__Records supplied__:
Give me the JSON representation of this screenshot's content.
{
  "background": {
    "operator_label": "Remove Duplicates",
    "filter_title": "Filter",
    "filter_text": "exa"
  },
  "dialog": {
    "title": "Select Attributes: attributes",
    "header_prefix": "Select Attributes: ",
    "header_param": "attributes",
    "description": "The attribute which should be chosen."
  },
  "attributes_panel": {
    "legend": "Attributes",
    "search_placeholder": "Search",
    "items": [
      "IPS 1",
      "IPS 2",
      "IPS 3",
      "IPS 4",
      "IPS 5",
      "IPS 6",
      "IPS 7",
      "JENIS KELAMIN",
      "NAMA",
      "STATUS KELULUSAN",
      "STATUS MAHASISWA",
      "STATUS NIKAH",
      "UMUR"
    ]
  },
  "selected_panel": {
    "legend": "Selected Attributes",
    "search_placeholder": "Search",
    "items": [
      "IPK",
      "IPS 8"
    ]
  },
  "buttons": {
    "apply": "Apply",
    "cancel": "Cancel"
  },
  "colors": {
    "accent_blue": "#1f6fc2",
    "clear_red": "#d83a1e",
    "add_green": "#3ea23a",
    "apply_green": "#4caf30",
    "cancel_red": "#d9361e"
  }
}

__Exercise description__:
Each line of the material should be duplicated exactly, please.

__Written solution__:
Give me the JSON representation of this screenshot's content.
{
  "background": {
    "operator_label": "Remove Duplicates",
    "filter_title": "Filter",
    "filter_text": "exa"
  },
  "dialog": {
    "title": "Select Attributes: attributes",
    "header_prefix": "Select Attributes: ",
    "header_param": "attributes",
    "description": "The attribute which should be chosen."
  },
  "attributes_panel": {
    "legend": "Attributes",
    "search_placeholder": "Search",
    "items": [
      "IPS 1",
      "IPS 2",
      "IPS 3",
      "IPS 4",
      "IPS 5",
      "IPS 6",
      "IPS 7",
      "JENIS KELAMIN",
      "NAMA",
      "STATUS KELULUSAN",
      "STATUS MAHASISWA",
      "STATUS NIKAH",
      "UMUR"
    ]
  },
  "selected_panel": {
    "legend": "Selected Attributes",
    "search_placeholder": "Search",
    "items": [
      "IPK",
      "IPS 8"
    ]
  },
  "buttons": {
    "apply": "Apply",
    "cancel": "Cancel"
  },
  "colors": {
    "accent_blue": "#1f6fc2",
    "clear_red": "#d83a1e",
    "add_green": "#3ea23a",
    "apply_green": "#4caf30",
    "cancel_red": "#d9361e"
  }
}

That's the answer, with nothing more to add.